§ **THE EXERCISE**
Copy out each line that includes the word "compared".
==== DATA IN THIS EXERCISE ====
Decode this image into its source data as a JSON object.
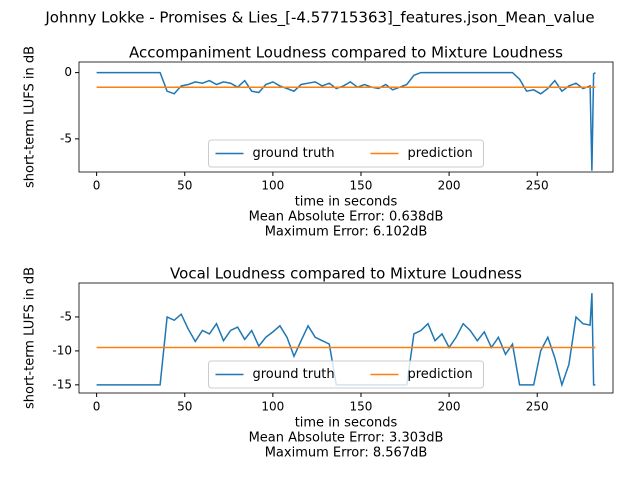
{
  "title": "Johnny Lokke - Promises & Lies_[-4.57715363]_features.json_Mean_value",
  "chart_data": [
    {
      "type": "line",
      "title": "Accompaniment Loudness compared to Mixture Loudness",
      "xlabel": "time in seconds",
      "ylabel": "short-term LUFS in dB",
      "annotations": [
        "Mean Absolute Error: 0.638dB",
        "Maximum Error: 6.102dB"
      ],
      "xlim": [
        -10,
        293
      ],
      "xticks": [
        0,
        50,
        100,
        150,
        200,
        250
      ],
      "ylim": [
        -7.5,
        0.8
      ],
      "yticks": [
        0,
        -5
      ],
      "legend": "lower center",
      "x": [
        0,
        4,
        8,
        12,
        16,
        20,
        24,
        28,
        32,
        36,
        40,
        44,
        48,
        52,
        56,
        60,
        64,
        68,
        72,
        76,
        80,
        84,
        88,
        92,
        96,
        100,
        104,
        108,
        112,
        116,
        120,
        124,
        128,
        132,
        136,
        140,
        144,
        148,
        152,
        156,
        160,
        164,
        168,
        172,
        176,
        180,
        184,
        188,
        192,
        196,
        200,
        204,
        208,
        212,
        216,
        220,
        224,
        228,
        232,
        236,
        240,
        244,
        248,
        252,
        256,
        260,
        264,
        268,
        272,
        276,
        280,
        281,
        282,
        283
      ],
      "series": [
        {
          "name": "ground truth",
          "color": "#1f77b4",
          "values": [
            0,
            0,
            0,
            0,
            0,
            0,
            0,
            0,
            0,
            0,
            -1.4,
            -1.6,
            -1.0,
            -0.9,
            -0.7,
            -0.8,
            -0.6,
            -0.9,
            -0.7,
            -0.8,
            -1.1,
            -0.6,
            -1.4,
            -1.5,
            -0.9,
            -0.7,
            -1.0,
            -1.2,
            -1.4,
            -0.9,
            -0.8,
            -0.7,
            -1.0,
            -0.8,
            -1.2,
            -1.0,
            -0.7,
            -1.1,
            -0.9,
            -1.1,
            -1.2,
            -0.9,
            -1.3,
            -1.1,
            -0.9,
            -0.2,
            0,
            0,
            0,
            0,
            0,
            0,
            0,
            0,
            0,
            0,
            0,
            0,
            0,
            0,
            -0.5,
            -1.4,
            -1.3,
            -1.6,
            -1.2,
            -0.6,
            -1.4,
            -1.0,
            -0.8,
            -1.2,
            -1.0,
            -7.4,
            -0.1,
            0
          ]
        },
        {
          "name": "prediction",
          "color": "#ff7f0e",
          "x": [
            0,
            283
          ],
          "values": [
            -1.1,
            -1.1
          ]
        }
      ]
    },
    {
      "type": "line",
      "title": "Vocal Loudness compared to Mixture Loudness",
      "xlabel": "time in seconds",
      "ylabel": "short-term LUFS in dB",
      "annotations": [
        "Mean Absolute Error: 3.303dB",
        "Maximum Error: 8.567dB"
      ],
      "xlim": [
        -10,
        293
      ],
      "xticks": [
        0,
        50,
        100,
        150,
        200,
        250
      ],
      "ylim": [
        -16.2,
        0
      ],
      "yticks": [
        -5,
        -10,
        -15
      ],
      "legend": "lower center",
      "x": [
        0,
        4,
        8,
        12,
        16,
        20,
        24,
        28,
        32,
        36,
        40,
        44,
        48,
        52,
        56,
        60,
        64,
        68,
        72,
        76,
        80,
        84,
        88,
        92,
        96,
        100,
        104,
        108,
        112,
        116,
        120,
        124,
        128,
        132,
        136,
        140,
        144,
        148,
        152,
        156,
        160,
        164,
        168,
        172,
        176,
        180,
        184,
        188,
        192,
        196,
        200,
        204,
        208,
        212,
        216,
        220,
        224,
        228,
        232,
        236,
        240,
        244,
        248,
        252,
        256,
        260,
        264,
        268,
        272,
        276,
        280,
        281,
        282,
        283
      ],
      "series": [
        {
          "name": "ground truth",
          "color": "#1f77b4",
          "values": [
            -15,
            -15,
            -15,
            -15,
            -15,
            -15,
            -15,
            -15,
            -15,
            -15,
            -5,
            -5.5,
            -4.6,
            -6.8,
            -8.6,
            -7,
            -7.5,
            -6,
            -8.5,
            -7,
            -6.5,
            -8.3,
            -7,
            -9.3,
            -8,
            -7.2,
            -6.3,
            -8,
            -10.8,
            -8.5,
            -6.3,
            -8,
            -8.5,
            -9,
            -15,
            -15,
            -15,
            -15,
            -15,
            -15,
            -15,
            -15,
            -15,
            -15,
            -15,
            -7.5,
            -7,
            -6,
            -8.5,
            -7.5,
            -9.5,
            -8,
            -6,
            -7,
            -8.5,
            -7.2,
            -9.5,
            -8,
            -10.5,
            -9,
            -15,
            -15,
            -15,
            -10,
            -8,
            -11,
            -15,
            -12,
            -5,
            -6,
            -6.2,
            -1.5,
            -15,
            -15
          ]
        },
        {
          "name": "prediction",
          "color": "#ff7f0e",
          "x": [
            0,
            283
          ],
          "values": [
            -9.5,
            -9.5
          ]
        }
      ]
    }
  ]
}
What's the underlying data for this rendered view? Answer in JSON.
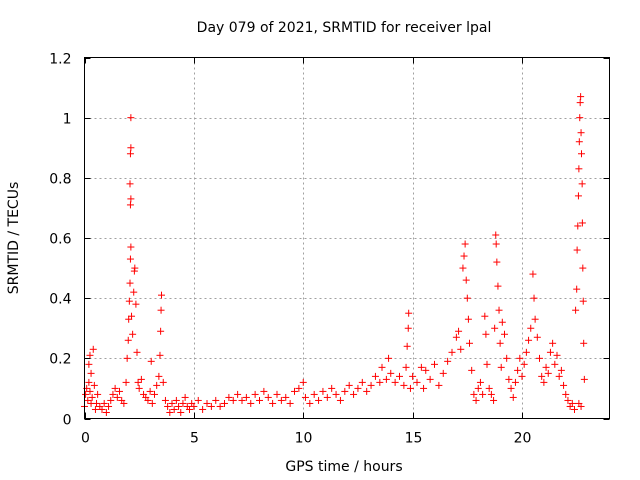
{
  "chart_data": {
    "type": "scatter",
    "title": "Day 079 of 2021, SRMTID for receiver lpal",
    "xlabel": "GPS time / hours",
    "ylabel": "SRMTID / TECUs",
    "xlim": [
      0,
      24
    ],
    "ylim": [
      0,
      1.2
    ],
    "xticks": [
      0,
      5,
      10,
      15,
      20
    ],
    "xtick_labels": [
      "0",
      "5",
      "10",
      "15",
      "20"
    ],
    "yticks": [
      0,
      0.2,
      0.4,
      0.6,
      0.8,
      1.0,
      1.2
    ],
    "ytick_labels": [
      "0",
      "0.2",
      "0.4",
      "0.6",
      "0.8",
      "1",
      "1.2"
    ],
    "grid": true,
    "marker": "+",
    "color": "#ff0000",
    "series": [
      {
        "name": "SRMTID",
        "points": [
          [
            0.0,
            0.04
          ],
          [
            0.05,
            0.08
          ],
          [
            0.1,
            0.1
          ],
          [
            0.15,
            0.06
          ],
          [
            0.2,
            0.12
          ],
          [
            0.25,
            0.09
          ],
          [
            0.3,
            0.05
          ],
          [
            0.35,
            0.07
          ],
          [
            0.2,
            0.18
          ],
          [
            0.25,
            0.21
          ],
          [
            0.3,
            0.15
          ],
          [
            0.4,
            0.23
          ],
          [
            0.45,
            0.11
          ],
          [
            0.5,
            0.03
          ],
          [
            0.55,
            0.05
          ],
          [
            0.6,
            0.08
          ],
          [
            0.7,
            0.04
          ],
          [
            0.8,
            0.03
          ],
          [
            0.9,
            0.05
          ],
          [
            1.0,
            0.02
          ],
          [
            1.1,
            0.04
          ],
          [
            1.2,
            0.06
          ],
          [
            1.3,
            0.08
          ],
          [
            1.4,
            0.1
          ],
          [
            1.5,
            0.07
          ],
          [
            1.6,
            0.09
          ],
          [
            1.7,
            0.06
          ],
          [
            1.8,
            0.05
          ],
          [
            1.9,
            0.12
          ],
          [
            1.95,
            0.2
          ],
          [
            2.0,
            0.26
          ],
          [
            2.02,
            0.33
          ],
          [
            2.05,
            0.39
          ],
          [
            2.08,
            0.45
          ],
          [
            2.1,
            0.53
          ],
          [
            2.12,
            0.57
          ],
          [
            2.1,
            0.71
          ],
          [
            2.12,
            0.73
          ],
          [
            2.08,
            0.78
          ],
          [
            2.1,
            0.88
          ],
          [
            2.12,
            0.9
          ],
          [
            2.12,
            1.0
          ],
          [
            2.15,
            0.34
          ],
          [
            2.2,
            0.28
          ],
          [
            2.25,
            0.42
          ],
          [
            2.28,
            0.49
          ],
          [
            2.3,
            0.5
          ],
          [
            2.35,
            0.38
          ],
          [
            2.4,
            0.22
          ],
          [
            2.45,
            0.12
          ],
          [
            2.5,
            0.1
          ],
          [
            2.6,
            0.13
          ],
          [
            2.7,
            0.08
          ],
          [
            2.8,
            0.07
          ],
          [
            2.9,
            0.06
          ],
          [
            3.0,
            0.09
          ],
          [
            3.05,
            0.19
          ],
          [
            3.1,
            0.05
          ],
          [
            3.2,
            0.08
          ],
          [
            3.3,
            0.11
          ],
          [
            3.4,
            0.14
          ],
          [
            3.45,
            0.21
          ],
          [
            3.48,
            0.29
          ],
          [
            3.5,
            0.36
          ],
          [
            3.52,
            0.41
          ],
          [
            3.6,
            0.12
          ],
          [
            3.7,
            0.06
          ],
          [
            3.8,
            0.04
          ],
          [
            3.9,
            0.02
          ],
          [
            4.0,
            0.05
          ],
          [
            4.1,
            0.03
          ],
          [
            4.2,
            0.06
          ],
          [
            4.3,
            0.04
          ],
          [
            4.4,
            0.02
          ],
          [
            4.5,
            0.05
          ],
          [
            4.6,
            0.07
          ],
          [
            4.7,
            0.04
          ],
          [
            4.8,
            0.03
          ],
          [
            4.9,
            0.05
          ],
          [
            5.0,
            0.04
          ],
          [
            5.2,
            0.06
          ],
          [
            5.4,
            0.03
          ],
          [
            5.6,
            0.05
          ],
          [
            5.8,
            0.04
          ],
          [
            6.0,
            0.06
          ],
          [
            6.2,
            0.04
          ],
          [
            6.4,
            0.05
          ],
          [
            6.6,
            0.07
          ],
          [
            6.8,
            0.06
          ],
          [
            7.0,
            0.08
          ],
          [
            7.2,
            0.06
          ],
          [
            7.4,
            0.07
          ],
          [
            7.6,
            0.05
          ],
          [
            7.8,
            0.08
          ],
          [
            8.0,
            0.06
          ],
          [
            8.2,
            0.09
          ],
          [
            8.4,
            0.07
          ],
          [
            8.6,
            0.05
          ],
          [
            8.8,
            0.08
          ],
          [
            9.0,
            0.06
          ],
          [
            9.2,
            0.07
          ],
          [
            9.4,
            0.05
          ],
          [
            9.6,
            0.09
          ],
          [
            9.8,
            0.1
          ],
          [
            10.0,
            0.12
          ],
          [
            10.1,
            0.07
          ],
          [
            10.3,
            0.05
          ],
          [
            10.5,
            0.08
          ],
          [
            10.7,
            0.06
          ],
          [
            10.9,
            0.09
          ],
          [
            11.1,
            0.07
          ],
          [
            11.3,
            0.1
          ],
          [
            11.5,
            0.08
          ],
          [
            11.7,
            0.06
          ],
          [
            11.9,
            0.09
          ],
          [
            12.1,
            0.11
          ],
          [
            12.3,
            0.08
          ],
          [
            12.5,
            0.1
          ],
          [
            12.7,
            0.12
          ],
          [
            12.9,
            0.09
          ],
          [
            13.1,
            0.11
          ],
          [
            13.3,
            0.14
          ],
          [
            13.5,
            0.12
          ],
          [
            13.6,
            0.17
          ],
          [
            13.8,
            0.13
          ],
          [
            13.9,
            0.2
          ],
          [
            14.0,
            0.15
          ],
          [
            14.2,
            0.12
          ],
          [
            14.4,
            0.14
          ],
          [
            14.6,
            0.11
          ],
          [
            14.7,
            0.17
          ],
          [
            14.75,
            0.24
          ],
          [
            14.8,
            0.3
          ],
          [
            14.82,
            0.35
          ],
          [
            14.9,
            0.1
          ],
          [
            15.0,
            0.14
          ],
          [
            15.2,
            0.12
          ],
          [
            15.4,
            0.17
          ],
          [
            15.5,
            0.1
          ],
          [
            15.6,
            0.16
          ],
          [
            15.8,
            0.13
          ],
          [
            16.0,
            0.18
          ],
          [
            16.2,
            0.11
          ],
          [
            16.4,
            0.15
          ],
          [
            16.6,
            0.19
          ],
          [
            16.8,
            0.22
          ],
          [
            17.0,
            0.27
          ],
          [
            17.1,
            0.29
          ],
          [
            17.2,
            0.23
          ],
          [
            17.3,
            0.5
          ],
          [
            17.35,
            0.54
          ],
          [
            17.4,
            0.58
          ],
          [
            17.45,
            0.46
          ],
          [
            17.5,
            0.4
          ],
          [
            17.55,
            0.33
          ],
          [
            17.6,
            0.25
          ],
          [
            17.7,
            0.16
          ],
          [
            17.8,
            0.08
          ],
          [
            17.9,
            0.06
          ],
          [
            18.0,
            0.1
          ],
          [
            18.1,
            0.12
          ],
          [
            18.2,
            0.08
          ],
          [
            18.3,
            0.34
          ],
          [
            18.35,
            0.28
          ],
          [
            18.4,
            0.18
          ],
          [
            18.5,
            0.1
          ],
          [
            18.6,
            0.08
          ],
          [
            18.7,
            0.06
          ],
          [
            18.75,
            0.3
          ],
          [
            18.8,
            0.61
          ],
          [
            18.82,
            0.58
          ],
          [
            18.85,
            0.52
          ],
          [
            18.9,
            0.44
          ],
          [
            18.95,
            0.36
          ],
          [
            19.0,
            0.25
          ],
          [
            19.05,
            0.17
          ],
          [
            19.1,
            0.32
          ],
          [
            19.2,
            0.28
          ],
          [
            19.3,
            0.2
          ],
          [
            19.4,
            0.13
          ],
          [
            19.5,
            0.1
          ],
          [
            19.6,
            0.07
          ],
          [
            19.7,
            0.12
          ],
          [
            19.8,
            0.16
          ],
          [
            19.9,
            0.2
          ],
          [
            20.0,
            0.14
          ],
          [
            20.1,
            0.18
          ],
          [
            20.2,
            0.22
          ],
          [
            20.3,
            0.26
          ],
          [
            20.4,
            0.3
          ],
          [
            20.5,
            0.48
          ],
          [
            20.55,
            0.4
          ],
          [
            20.6,
            0.33
          ],
          [
            20.7,
            0.27
          ],
          [
            20.8,
            0.2
          ],
          [
            20.9,
            0.14
          ],
          [
            21.0,
            0.12
          ],
          [
            21.1,
            0.17
          ],
          [
            21.2,
            0.15
          ],
          [
            21.3,
            0.22
          ],
          [
            21.4,
            0.25
          ],
          [
            21.5,
            0.18
          ],
          [
            21.6,
            0.21
          ],
          [
            21.7,
            0.14
          ],
          [
            21.8,
            0.16
          ],
          [
            21.9,
            0.11
          ],
          [
            22.0,
            0.08
          ],
          [
            22.1,
            0.06
          ],
          [
            22.2,
            0.04
          ],
          [
            22.3,
            0.05
          ],
          [
            22.4,
            0.03
          ],
          [
            22.45,
            0.36
          ],
          [
            22.5,
            0.43
          ],
          [
            22.52,
            0.56
          ],
          [
            22.55,
            0.64
          ],
          [
            22.58,
            0.74
          ],
          [
            22.6,
            0.83
          ],
          [
            22.62,
            0.92
          ],
          [
            22.64,
            1.0
          ],
          [
            22.66,
            1.05
          ],
          [
            22.68,
            1.07
          ],
          [
            22.7,
            0.95
          ],
          [
            22.72,
            0.88
          ],
          [
            22.75,
            0.78
          ],
          [
            22.76,
            0.65
          ],
          [
            22.78,
            0.5
          ],
          [
            22.8,
            0.39
          ],
          [
            22.82,
            0.25
          ],
          [
            22.85,
            0.13
          ],
          [
            22.7,
            0.04
          ],
          [
            22.6,
            0.05
          ]
        ]
      }
    ]
  }
}
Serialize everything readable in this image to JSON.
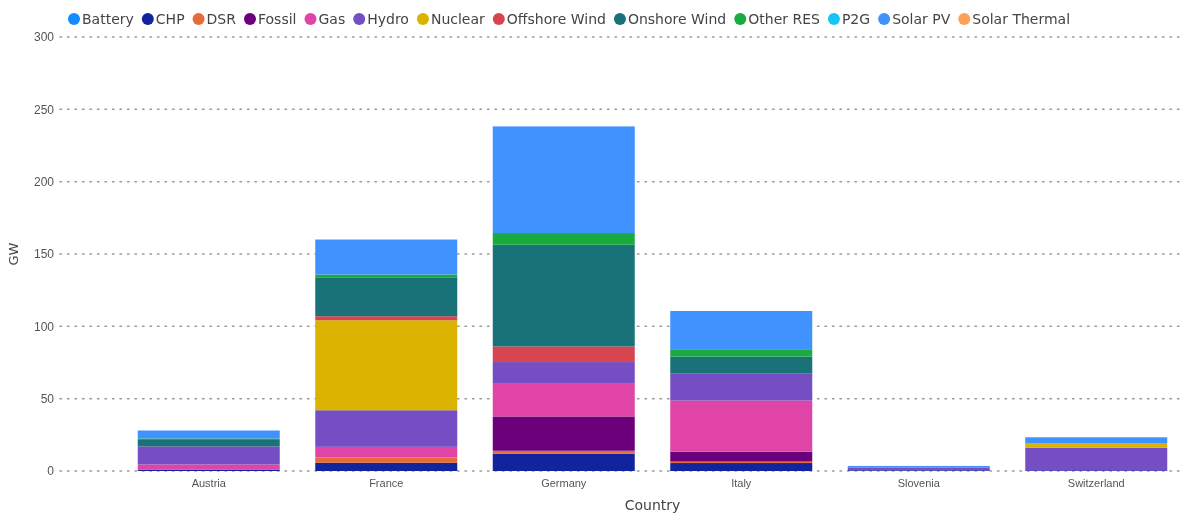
====
§ **WORKED ANSWER**
      "title": "Accompaniment Loudness compared to Mixture Loudness",
      "title": "Vocal Loudness compared to Mixture Loudness",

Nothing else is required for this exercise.